- [Material for the task]:
= = = = =

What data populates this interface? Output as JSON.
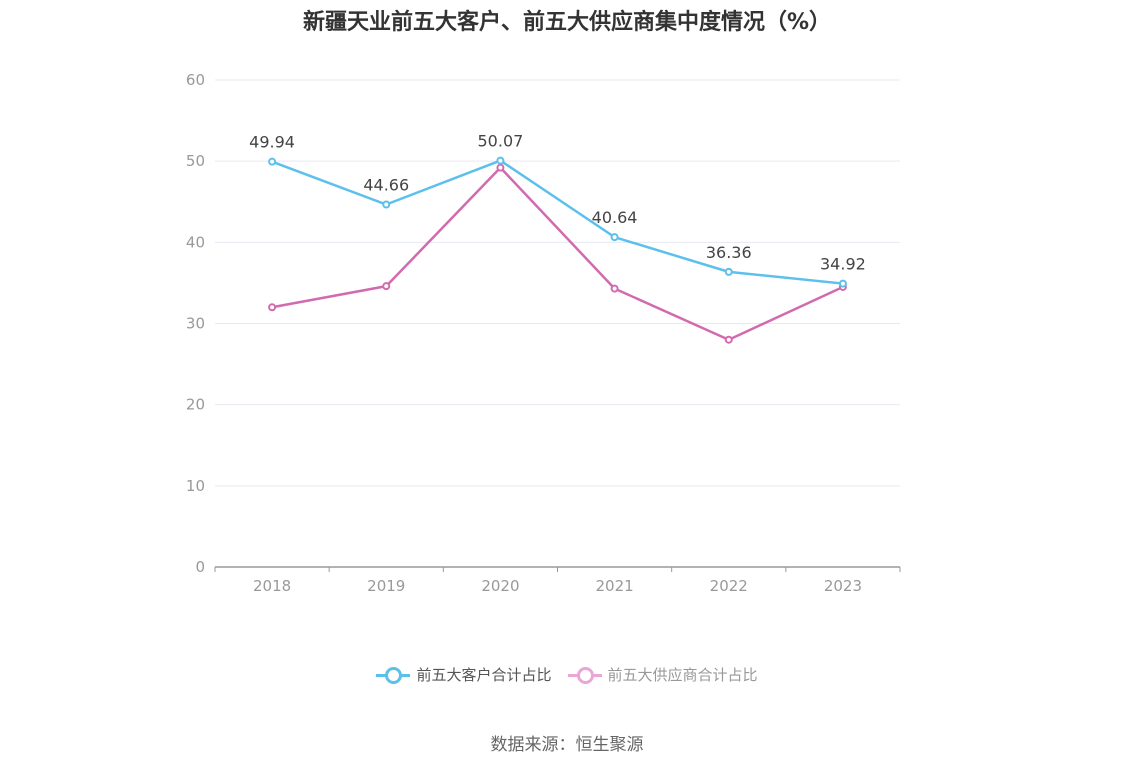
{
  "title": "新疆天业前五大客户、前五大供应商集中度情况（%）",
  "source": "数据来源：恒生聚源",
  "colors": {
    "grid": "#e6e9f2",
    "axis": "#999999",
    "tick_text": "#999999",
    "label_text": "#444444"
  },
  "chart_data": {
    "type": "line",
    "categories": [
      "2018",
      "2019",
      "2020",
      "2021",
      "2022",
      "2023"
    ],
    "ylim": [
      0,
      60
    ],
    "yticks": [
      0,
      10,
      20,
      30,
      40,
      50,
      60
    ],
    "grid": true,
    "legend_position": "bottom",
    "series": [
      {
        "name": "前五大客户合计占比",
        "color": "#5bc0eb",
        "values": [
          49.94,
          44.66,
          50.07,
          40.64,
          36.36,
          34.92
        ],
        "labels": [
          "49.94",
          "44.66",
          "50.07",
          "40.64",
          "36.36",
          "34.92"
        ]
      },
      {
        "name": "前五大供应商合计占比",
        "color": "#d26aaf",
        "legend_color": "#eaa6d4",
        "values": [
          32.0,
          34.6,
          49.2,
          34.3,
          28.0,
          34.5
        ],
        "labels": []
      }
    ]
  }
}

= = = = =

- [Given request]: Strip out the pictures and quote the remaining data word for word.

- [Response to the exercise]:
What data populates this interface? Output as JSON.
{
  "title": "新疆天业前五大客户、前五大供应商集中度情况（%）",
  "source": "数据来源：恒生聚源",
  "colors": {
    "grid": "#e6e9f2",
    "axis": "#999999",
    "tick_text": "#999999",
    "label_text": "#444444"
  },
  "chart_data": {
    "type": "line",
    "categories": [
      "2018",
      "2019",
      "2020",
      "2021",
      "2022",
      "2023"
    ],
    "ylim": [
      0,
      60
    ],
    "yticks": [
      0,
      10,
      20,
      30,
      40,
      50,
      60
    ],
    "grid": true,
    "legend_position": "bottom",
    "series": [
      {
        "name": "前五大客户合计占比",
        "color": "#5bc0eb",
        "values": [
          49.94,
          44.66,
          50.07,
          40.64,
          36.36,
          34.92
        ],
        "labels": [
          "49.94",
          "44.66",
          "50.07",
          "40.64",
          "36.36",
          "34.92"
        ]
      },
      {
        "name": "前五大供应商合计占比",
        "color": "#d26aaf",
        "legend_color": "#eaa6d4",
        "values": [
          32.0,
          34.6,
          49.2,
          34.3,
          28.0,
          34.5
        ],
        "labels": []
      }
    ]
  }
}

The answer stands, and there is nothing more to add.